Set exercise:
Copy out all lines of the records in which the word "Fred" appears.

Provided data:
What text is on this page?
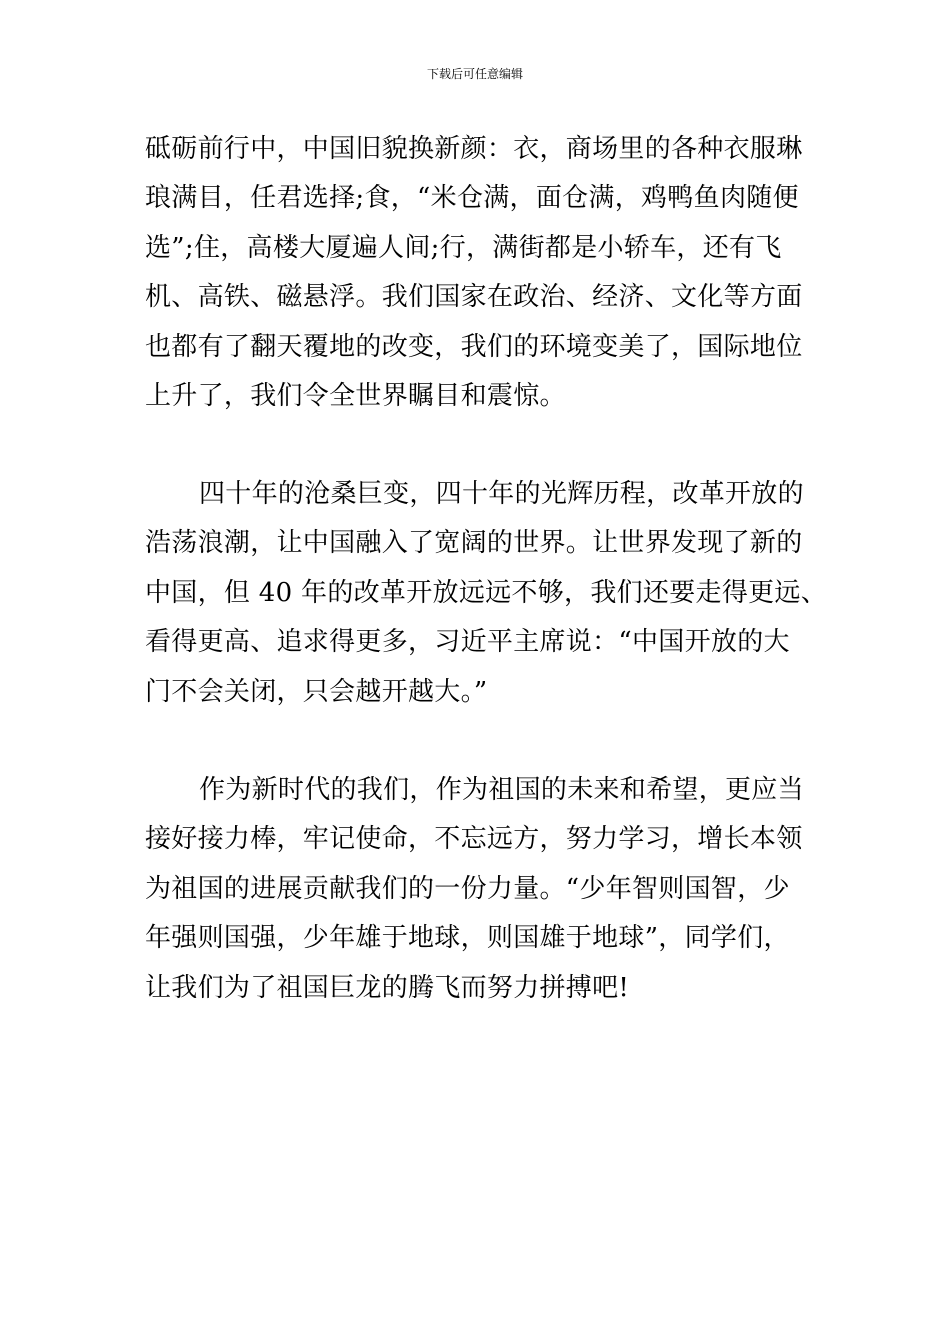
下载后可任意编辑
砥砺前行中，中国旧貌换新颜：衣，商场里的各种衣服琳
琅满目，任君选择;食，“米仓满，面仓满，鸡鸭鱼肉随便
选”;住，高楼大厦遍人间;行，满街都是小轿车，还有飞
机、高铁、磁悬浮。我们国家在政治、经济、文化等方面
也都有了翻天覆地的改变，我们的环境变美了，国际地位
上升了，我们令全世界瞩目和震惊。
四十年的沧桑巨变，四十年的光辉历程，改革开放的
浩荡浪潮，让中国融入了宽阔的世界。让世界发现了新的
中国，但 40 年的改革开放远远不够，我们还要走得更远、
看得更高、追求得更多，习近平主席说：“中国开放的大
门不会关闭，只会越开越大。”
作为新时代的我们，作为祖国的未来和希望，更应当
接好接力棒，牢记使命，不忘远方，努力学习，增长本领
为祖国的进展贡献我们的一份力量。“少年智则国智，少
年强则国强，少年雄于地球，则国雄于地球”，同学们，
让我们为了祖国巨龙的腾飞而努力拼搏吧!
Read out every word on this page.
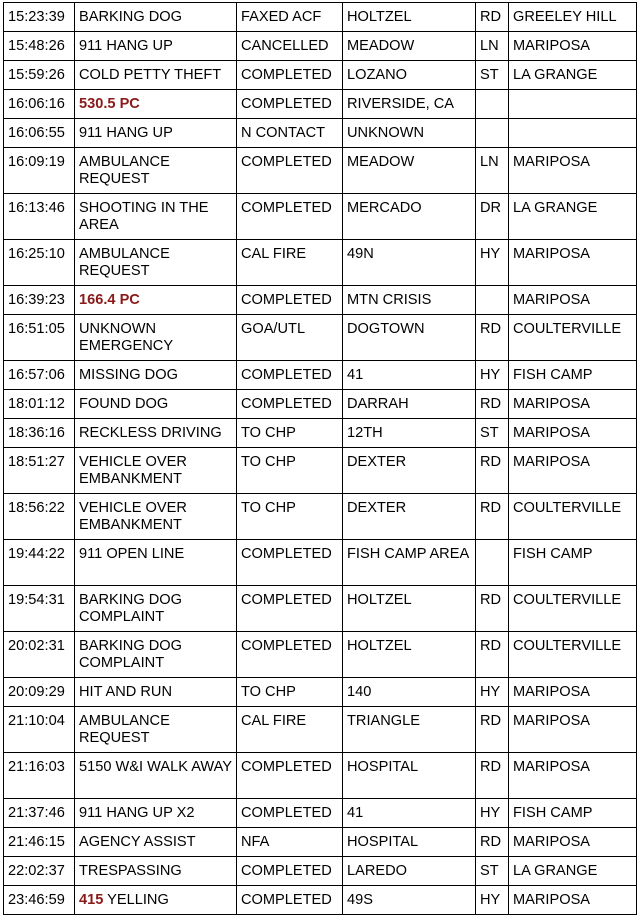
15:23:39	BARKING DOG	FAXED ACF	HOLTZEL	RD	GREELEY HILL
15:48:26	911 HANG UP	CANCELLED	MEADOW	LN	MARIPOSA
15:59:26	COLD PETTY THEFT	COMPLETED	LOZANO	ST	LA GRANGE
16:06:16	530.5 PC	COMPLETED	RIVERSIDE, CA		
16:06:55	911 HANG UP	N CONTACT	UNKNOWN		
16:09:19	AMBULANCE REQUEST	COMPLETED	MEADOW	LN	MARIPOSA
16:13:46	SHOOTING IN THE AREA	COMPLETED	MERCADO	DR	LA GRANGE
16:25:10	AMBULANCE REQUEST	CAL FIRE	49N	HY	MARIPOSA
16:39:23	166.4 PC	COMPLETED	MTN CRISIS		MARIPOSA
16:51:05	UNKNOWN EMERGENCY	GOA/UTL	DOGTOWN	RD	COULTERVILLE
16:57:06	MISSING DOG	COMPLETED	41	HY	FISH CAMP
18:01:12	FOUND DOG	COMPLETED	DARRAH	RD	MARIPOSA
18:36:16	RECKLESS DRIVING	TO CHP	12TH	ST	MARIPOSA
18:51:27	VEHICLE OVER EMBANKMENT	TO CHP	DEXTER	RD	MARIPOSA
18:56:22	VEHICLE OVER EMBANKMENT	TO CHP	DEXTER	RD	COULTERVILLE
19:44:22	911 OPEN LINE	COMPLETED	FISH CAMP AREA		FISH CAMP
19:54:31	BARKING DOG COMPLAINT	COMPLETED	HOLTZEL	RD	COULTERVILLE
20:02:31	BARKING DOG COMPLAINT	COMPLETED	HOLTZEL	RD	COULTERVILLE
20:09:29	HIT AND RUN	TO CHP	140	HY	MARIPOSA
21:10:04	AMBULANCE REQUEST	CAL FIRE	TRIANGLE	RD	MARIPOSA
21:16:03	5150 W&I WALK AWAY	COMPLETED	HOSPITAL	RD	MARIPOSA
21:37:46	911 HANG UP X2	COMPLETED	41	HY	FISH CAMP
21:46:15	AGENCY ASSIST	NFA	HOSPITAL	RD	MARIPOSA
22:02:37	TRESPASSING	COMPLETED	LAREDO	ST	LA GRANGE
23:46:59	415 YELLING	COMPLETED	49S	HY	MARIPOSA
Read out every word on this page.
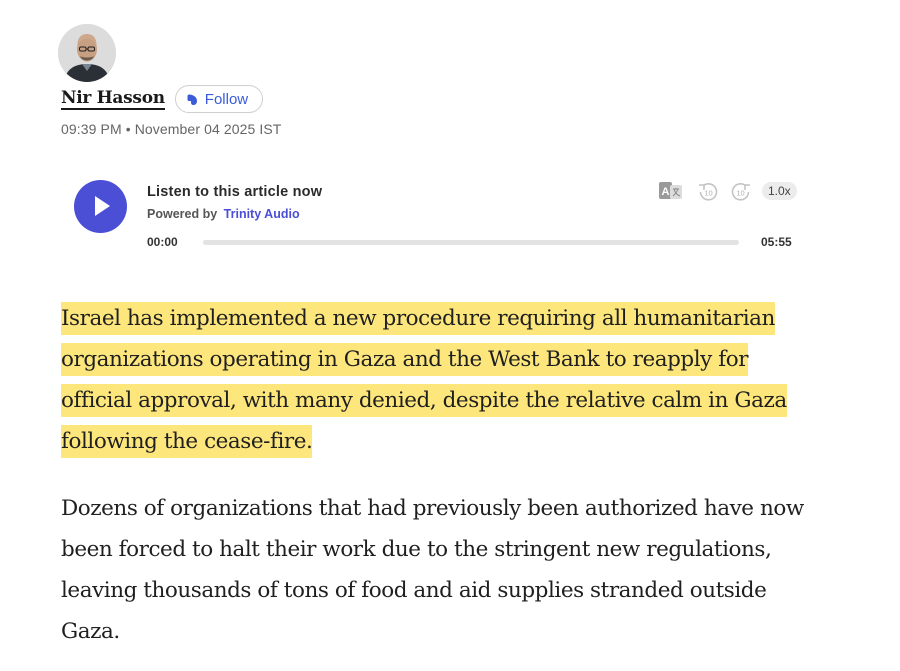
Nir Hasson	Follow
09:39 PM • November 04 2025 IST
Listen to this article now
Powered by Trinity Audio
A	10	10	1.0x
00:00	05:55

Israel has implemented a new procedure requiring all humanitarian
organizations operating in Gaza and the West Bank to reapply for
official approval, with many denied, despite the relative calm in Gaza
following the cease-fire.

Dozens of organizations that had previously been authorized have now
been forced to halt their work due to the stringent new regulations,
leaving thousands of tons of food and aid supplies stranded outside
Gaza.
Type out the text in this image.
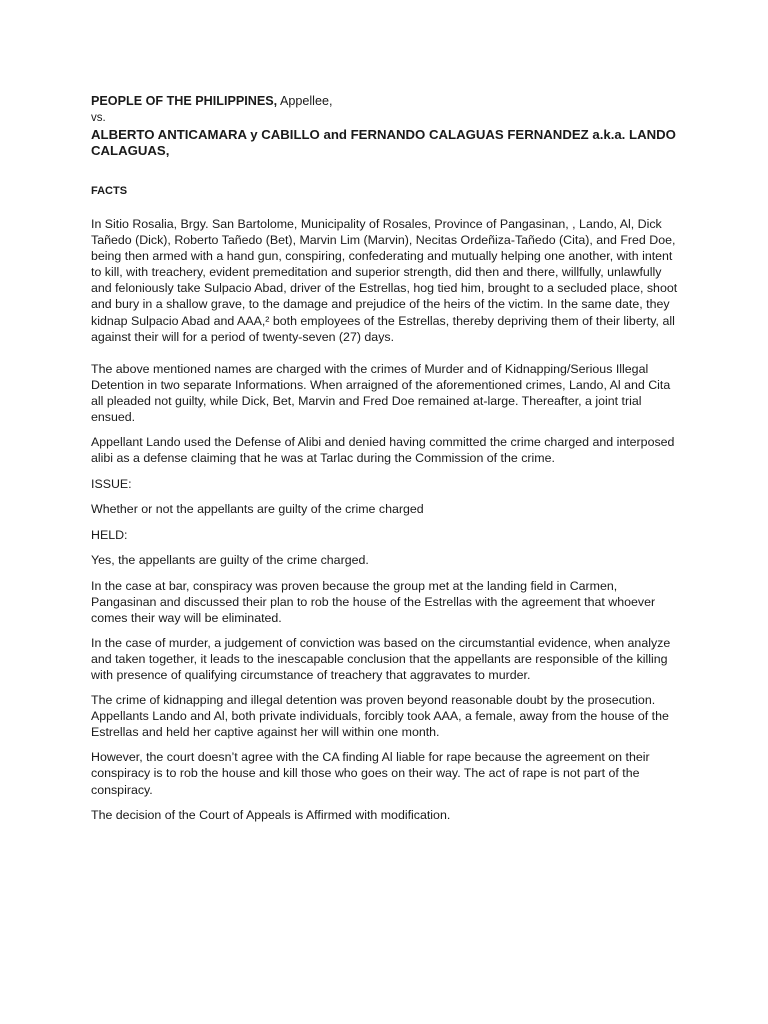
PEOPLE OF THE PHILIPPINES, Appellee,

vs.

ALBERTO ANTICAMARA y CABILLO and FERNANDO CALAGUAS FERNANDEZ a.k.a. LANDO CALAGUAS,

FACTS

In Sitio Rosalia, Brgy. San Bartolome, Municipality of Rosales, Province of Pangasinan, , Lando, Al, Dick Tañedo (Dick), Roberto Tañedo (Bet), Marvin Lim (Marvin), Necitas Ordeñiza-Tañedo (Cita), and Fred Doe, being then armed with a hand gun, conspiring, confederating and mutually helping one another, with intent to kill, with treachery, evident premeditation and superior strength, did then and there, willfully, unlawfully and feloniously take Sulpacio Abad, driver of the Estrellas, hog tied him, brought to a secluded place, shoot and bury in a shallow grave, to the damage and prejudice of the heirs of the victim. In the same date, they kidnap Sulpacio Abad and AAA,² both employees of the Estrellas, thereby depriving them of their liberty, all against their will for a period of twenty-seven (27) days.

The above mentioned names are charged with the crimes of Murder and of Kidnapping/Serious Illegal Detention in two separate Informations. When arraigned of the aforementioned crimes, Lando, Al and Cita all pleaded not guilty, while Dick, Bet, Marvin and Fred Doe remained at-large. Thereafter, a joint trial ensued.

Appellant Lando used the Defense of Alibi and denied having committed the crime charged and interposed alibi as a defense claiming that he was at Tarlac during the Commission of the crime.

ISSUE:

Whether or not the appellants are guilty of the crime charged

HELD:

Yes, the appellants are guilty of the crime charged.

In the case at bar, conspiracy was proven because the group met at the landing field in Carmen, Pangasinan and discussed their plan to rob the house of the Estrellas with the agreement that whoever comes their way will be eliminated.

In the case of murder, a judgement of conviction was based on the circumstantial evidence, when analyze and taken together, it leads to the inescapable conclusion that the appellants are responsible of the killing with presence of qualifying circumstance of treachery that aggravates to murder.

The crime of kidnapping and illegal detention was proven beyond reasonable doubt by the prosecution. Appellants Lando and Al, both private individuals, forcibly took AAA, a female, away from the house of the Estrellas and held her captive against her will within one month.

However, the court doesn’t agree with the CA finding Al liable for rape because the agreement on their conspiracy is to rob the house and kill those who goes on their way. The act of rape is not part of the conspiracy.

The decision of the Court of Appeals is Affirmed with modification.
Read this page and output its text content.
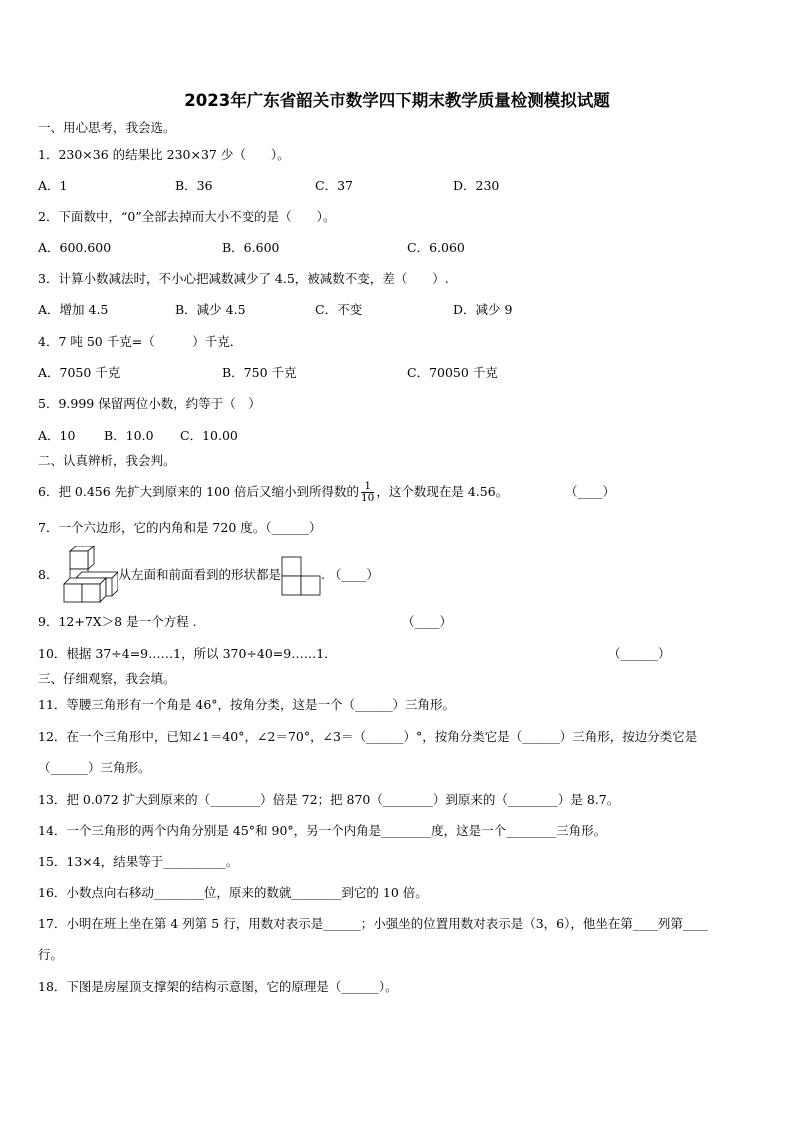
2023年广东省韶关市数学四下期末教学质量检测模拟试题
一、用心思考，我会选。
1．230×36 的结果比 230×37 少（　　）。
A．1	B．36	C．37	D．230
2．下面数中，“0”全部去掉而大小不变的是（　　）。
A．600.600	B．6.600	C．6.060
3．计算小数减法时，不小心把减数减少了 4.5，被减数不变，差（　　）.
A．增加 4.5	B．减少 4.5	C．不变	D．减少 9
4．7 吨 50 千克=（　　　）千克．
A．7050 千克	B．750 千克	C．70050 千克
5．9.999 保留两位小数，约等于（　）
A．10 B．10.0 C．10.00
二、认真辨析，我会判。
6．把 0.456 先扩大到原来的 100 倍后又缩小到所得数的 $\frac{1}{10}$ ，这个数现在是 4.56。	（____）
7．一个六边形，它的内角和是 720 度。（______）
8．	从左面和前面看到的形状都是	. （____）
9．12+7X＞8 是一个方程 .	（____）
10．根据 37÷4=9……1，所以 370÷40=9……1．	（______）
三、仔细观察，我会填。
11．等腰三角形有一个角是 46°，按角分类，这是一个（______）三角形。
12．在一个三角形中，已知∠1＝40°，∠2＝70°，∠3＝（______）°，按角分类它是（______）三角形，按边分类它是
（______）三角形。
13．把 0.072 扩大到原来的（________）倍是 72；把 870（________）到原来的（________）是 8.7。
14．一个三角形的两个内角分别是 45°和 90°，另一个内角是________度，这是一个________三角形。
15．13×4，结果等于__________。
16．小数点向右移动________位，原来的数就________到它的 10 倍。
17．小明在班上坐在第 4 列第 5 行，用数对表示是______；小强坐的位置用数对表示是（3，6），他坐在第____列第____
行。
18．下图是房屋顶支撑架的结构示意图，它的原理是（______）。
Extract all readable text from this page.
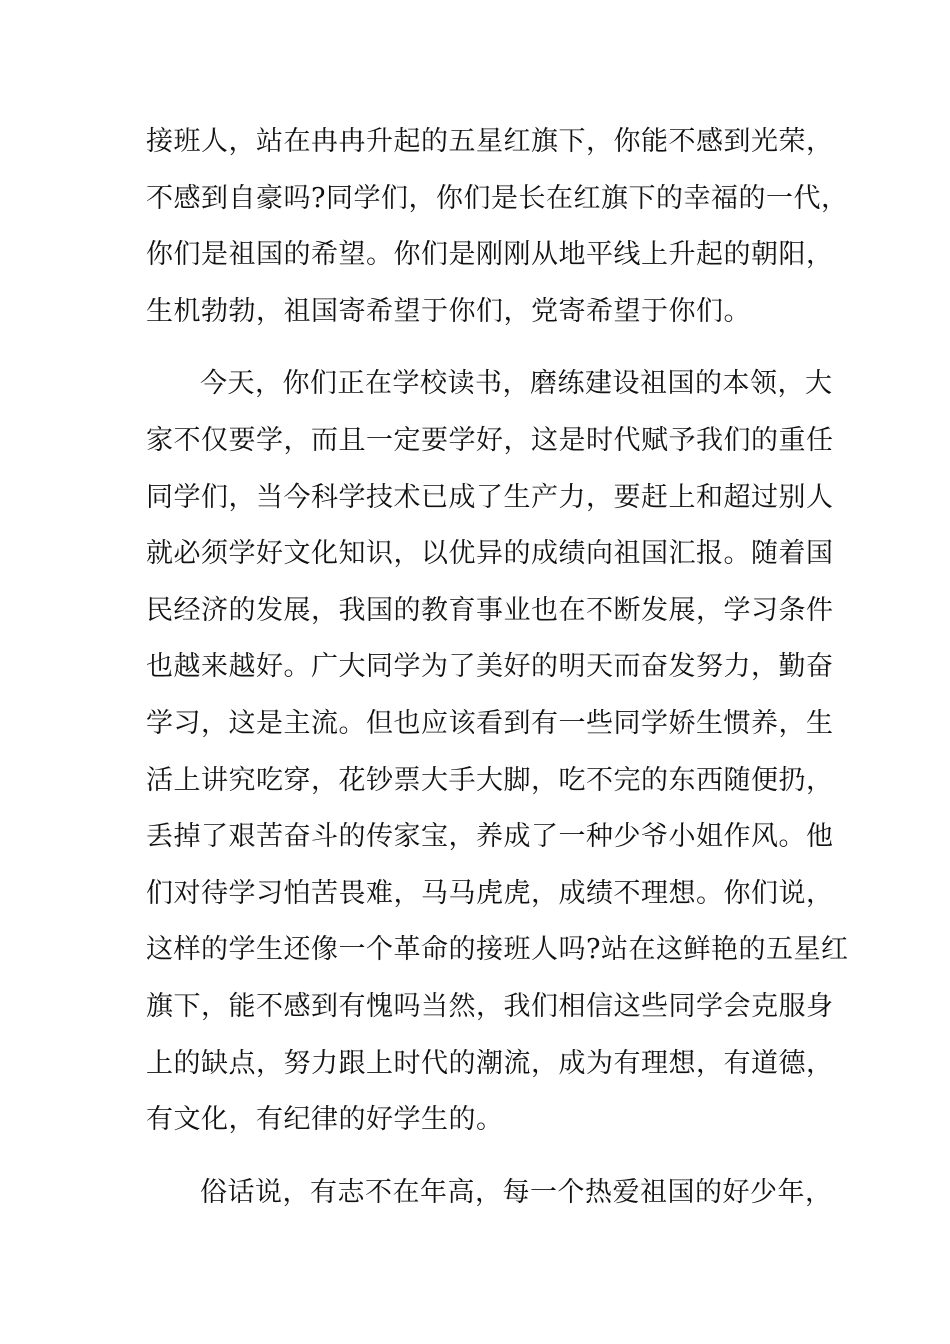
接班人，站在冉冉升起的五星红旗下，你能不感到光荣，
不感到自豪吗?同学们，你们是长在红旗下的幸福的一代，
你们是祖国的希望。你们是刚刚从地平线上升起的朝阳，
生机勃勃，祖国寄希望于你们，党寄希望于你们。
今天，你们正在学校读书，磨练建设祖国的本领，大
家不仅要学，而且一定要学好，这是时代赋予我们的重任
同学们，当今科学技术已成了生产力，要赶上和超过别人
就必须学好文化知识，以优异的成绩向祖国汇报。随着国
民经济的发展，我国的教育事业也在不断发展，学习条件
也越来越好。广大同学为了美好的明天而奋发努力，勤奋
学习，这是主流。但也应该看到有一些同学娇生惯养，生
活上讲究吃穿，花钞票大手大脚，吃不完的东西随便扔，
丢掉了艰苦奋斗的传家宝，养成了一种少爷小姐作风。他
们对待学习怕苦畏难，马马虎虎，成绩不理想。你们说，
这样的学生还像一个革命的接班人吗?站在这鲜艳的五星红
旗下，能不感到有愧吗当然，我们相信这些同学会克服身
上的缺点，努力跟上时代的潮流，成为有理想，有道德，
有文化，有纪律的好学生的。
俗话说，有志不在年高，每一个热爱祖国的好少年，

Response to the exercise:
In Sitio Rosalia, Brgy. San Bartolome, Municipality of Rosales, Province of Pangasinan, , Lando, Al, Dick Tañedo (Dick), Roberto Tañedo (Bet), Marvin Lim (Marvin), Necitas Ordeñiza-Tañedo (Cita), and Fred Doe, being then armed with a hand gun, conspiring, confederating and mutually helping one another, with intent to kill, with treachery, evident premeditation and superior strength, did then and there, willfully, unlawfully and feloniously take Sulpacio Abad, driver of the Estrellas, hog tied him, brought to a secluded place, shoot and bury in a shallow grave, to the damage and prejudice of the heirs of the victim. In the same date, they kidnap Sulpacio Abad and AAA,² both employees of the Estrellas, thereby depriving them of their liberty, all against their will for a period of twenty-seven (27) days.
The above mentioned names are charged with the crimes of Murder and of Kidnapping/Serious Illegal Detention in two separate Informations. When arraigned of the aforementioned crimes, Lando, Al and Cita all pleaded not guilty, while Dick, Bet, Marvin and Fred Doe remained at-large. Thereafter, a joint trial ensued.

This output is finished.